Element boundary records
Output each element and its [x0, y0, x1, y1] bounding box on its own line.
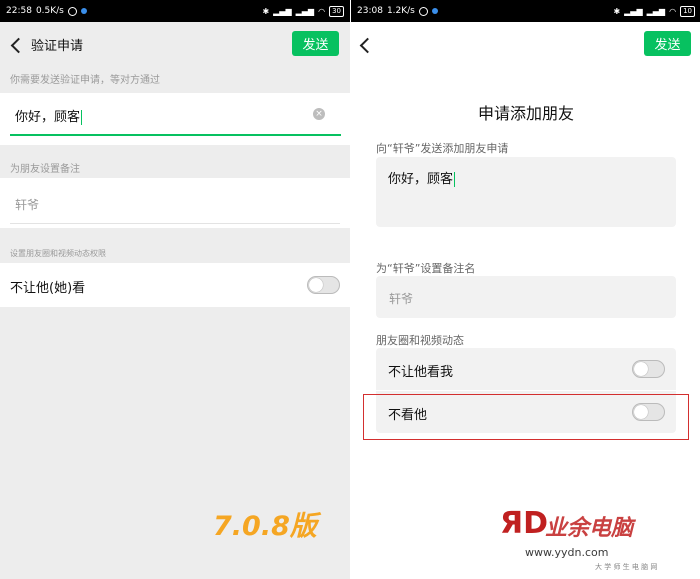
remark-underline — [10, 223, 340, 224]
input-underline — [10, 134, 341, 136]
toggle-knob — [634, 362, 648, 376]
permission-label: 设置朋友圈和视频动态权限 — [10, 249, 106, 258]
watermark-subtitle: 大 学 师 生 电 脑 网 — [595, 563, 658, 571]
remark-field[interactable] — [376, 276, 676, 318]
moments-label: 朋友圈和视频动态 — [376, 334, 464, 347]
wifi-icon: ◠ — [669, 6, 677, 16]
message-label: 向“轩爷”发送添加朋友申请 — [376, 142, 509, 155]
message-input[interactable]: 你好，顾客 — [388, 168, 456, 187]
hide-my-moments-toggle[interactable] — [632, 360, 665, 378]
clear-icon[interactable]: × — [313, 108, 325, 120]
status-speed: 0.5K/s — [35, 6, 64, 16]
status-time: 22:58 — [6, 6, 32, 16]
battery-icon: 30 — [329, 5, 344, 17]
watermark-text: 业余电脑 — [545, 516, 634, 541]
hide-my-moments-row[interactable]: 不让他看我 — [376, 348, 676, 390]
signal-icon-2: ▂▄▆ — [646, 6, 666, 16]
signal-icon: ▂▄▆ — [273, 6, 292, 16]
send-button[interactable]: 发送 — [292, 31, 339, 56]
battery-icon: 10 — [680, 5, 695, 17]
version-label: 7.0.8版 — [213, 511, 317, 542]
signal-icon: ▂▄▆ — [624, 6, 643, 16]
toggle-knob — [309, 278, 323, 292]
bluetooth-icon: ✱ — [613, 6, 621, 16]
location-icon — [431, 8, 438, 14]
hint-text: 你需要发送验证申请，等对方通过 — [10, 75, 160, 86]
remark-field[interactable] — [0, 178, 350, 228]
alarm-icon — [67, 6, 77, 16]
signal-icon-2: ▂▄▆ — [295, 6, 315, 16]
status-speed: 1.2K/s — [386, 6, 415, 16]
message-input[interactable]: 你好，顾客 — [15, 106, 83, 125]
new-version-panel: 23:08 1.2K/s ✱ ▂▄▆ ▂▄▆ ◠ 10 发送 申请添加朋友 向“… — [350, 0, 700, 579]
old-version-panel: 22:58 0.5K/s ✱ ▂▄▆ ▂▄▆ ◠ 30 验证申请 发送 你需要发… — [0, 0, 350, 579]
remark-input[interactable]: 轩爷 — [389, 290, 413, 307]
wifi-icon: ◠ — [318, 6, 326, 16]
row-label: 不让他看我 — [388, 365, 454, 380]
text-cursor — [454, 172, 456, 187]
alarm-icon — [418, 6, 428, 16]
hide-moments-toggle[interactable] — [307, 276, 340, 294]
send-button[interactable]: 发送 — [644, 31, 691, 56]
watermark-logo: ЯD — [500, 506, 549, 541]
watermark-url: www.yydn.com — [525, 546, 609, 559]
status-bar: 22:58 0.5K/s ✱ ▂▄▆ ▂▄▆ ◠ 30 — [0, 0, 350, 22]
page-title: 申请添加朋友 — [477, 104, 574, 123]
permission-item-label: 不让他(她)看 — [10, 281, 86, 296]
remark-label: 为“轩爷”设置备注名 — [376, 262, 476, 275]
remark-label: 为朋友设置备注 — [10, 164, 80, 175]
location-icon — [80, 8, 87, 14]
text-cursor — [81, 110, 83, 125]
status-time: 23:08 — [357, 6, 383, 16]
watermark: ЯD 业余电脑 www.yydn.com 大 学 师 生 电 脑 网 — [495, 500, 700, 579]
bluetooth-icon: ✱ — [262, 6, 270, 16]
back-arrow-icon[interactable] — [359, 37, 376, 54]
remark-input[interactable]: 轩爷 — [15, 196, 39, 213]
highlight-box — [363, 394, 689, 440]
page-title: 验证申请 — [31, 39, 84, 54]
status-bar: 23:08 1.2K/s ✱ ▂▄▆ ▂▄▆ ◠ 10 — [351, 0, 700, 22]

...

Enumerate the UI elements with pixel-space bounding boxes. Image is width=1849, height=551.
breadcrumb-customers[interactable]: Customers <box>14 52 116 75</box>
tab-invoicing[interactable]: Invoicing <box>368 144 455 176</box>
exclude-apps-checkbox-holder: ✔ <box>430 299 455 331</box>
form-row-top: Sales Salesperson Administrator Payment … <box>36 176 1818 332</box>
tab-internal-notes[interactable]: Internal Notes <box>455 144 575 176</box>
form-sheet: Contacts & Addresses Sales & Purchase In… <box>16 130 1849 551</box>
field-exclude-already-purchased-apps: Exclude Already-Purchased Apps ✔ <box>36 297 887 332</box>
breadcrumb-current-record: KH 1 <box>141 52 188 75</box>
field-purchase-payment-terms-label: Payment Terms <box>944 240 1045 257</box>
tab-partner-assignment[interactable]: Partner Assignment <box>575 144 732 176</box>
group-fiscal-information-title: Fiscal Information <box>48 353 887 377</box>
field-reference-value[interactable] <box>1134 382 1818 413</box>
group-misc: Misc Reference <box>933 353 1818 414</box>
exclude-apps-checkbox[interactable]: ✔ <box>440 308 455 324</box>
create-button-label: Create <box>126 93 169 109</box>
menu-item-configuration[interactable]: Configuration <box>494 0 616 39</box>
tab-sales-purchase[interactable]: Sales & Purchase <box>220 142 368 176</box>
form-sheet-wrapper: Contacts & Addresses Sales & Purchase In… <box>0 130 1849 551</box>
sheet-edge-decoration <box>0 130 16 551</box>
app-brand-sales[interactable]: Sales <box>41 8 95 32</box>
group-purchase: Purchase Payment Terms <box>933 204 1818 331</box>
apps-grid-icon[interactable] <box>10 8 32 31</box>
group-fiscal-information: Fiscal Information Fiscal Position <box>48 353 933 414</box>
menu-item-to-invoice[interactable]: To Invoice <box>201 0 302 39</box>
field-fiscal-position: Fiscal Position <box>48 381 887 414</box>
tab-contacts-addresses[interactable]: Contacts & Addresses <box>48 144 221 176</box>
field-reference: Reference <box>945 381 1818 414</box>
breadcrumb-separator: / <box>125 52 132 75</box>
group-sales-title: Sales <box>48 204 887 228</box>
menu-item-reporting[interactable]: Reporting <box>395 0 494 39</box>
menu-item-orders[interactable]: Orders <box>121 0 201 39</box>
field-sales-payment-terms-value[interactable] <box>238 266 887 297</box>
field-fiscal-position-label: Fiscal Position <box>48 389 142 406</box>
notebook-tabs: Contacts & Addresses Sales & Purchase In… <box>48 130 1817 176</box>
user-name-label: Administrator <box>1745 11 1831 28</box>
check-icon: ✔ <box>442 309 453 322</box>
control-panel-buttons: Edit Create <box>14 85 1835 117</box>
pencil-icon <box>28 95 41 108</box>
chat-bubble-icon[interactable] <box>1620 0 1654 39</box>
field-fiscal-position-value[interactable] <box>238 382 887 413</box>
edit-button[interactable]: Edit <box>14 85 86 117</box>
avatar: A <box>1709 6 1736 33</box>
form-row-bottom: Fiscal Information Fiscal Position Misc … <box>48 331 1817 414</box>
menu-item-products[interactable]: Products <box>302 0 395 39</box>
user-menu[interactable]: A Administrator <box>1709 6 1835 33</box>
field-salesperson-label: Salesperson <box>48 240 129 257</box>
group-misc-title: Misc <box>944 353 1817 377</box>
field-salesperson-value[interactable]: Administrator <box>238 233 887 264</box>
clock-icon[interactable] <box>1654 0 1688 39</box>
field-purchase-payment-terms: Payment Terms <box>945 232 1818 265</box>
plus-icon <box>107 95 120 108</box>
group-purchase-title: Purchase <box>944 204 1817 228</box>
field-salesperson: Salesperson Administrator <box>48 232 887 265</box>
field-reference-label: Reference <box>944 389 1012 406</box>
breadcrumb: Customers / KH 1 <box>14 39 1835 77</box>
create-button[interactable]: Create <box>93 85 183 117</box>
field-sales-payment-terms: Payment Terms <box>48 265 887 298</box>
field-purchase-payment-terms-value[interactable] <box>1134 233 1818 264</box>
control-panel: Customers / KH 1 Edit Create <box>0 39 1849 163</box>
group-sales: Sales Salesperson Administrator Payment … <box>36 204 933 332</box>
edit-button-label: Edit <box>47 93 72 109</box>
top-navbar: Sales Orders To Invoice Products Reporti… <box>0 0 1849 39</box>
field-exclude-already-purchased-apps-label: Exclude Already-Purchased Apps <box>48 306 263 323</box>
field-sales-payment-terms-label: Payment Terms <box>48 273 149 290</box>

Aim:
Return the listing lines from the line with "remark-underline — [10, 223, 340, 224]" to the line with "battery-icon: 30 — [329, 5, 344, 17]", including both, copied unchanged.

Finished task:
remark-underline — [10, 223, 340, 224]
input-underline — [10, 134, 341, 136]
toggle-knob — [634, 362, 648, 376]
permission-label: 设置朋友圈和视频动态权限 — [10, 249, 106, 258]
watermark-subtitle: 大 学 师 生 电 脑 网 — [595, 563, 658, 571]
remark-field[interactable] — [376, 276, 676, 318]
moments-label: 朋友圈和视频动态 — [376, 334, 464, 347]
wifi-icon: ◠ — [669, 6, 677, 16]
message-label: 向“轩爷”发送添加朋友申请 — [376, 142, 509, 155]
message-input[interactable]: 你好，顾客 — [388, 168, 456, 187]
hide-my-moments-toggle[interactable] — [632, 360, 665, 378]
clear-icon[interactable]: × — [313, 108, 325, 120]
status-speed: 0.5K/s — [35, 6, 64, 16]
status-time: 22:58 — [6, 6, 32, 16]
battery-icon: 30 — [329, 5, 344, 17]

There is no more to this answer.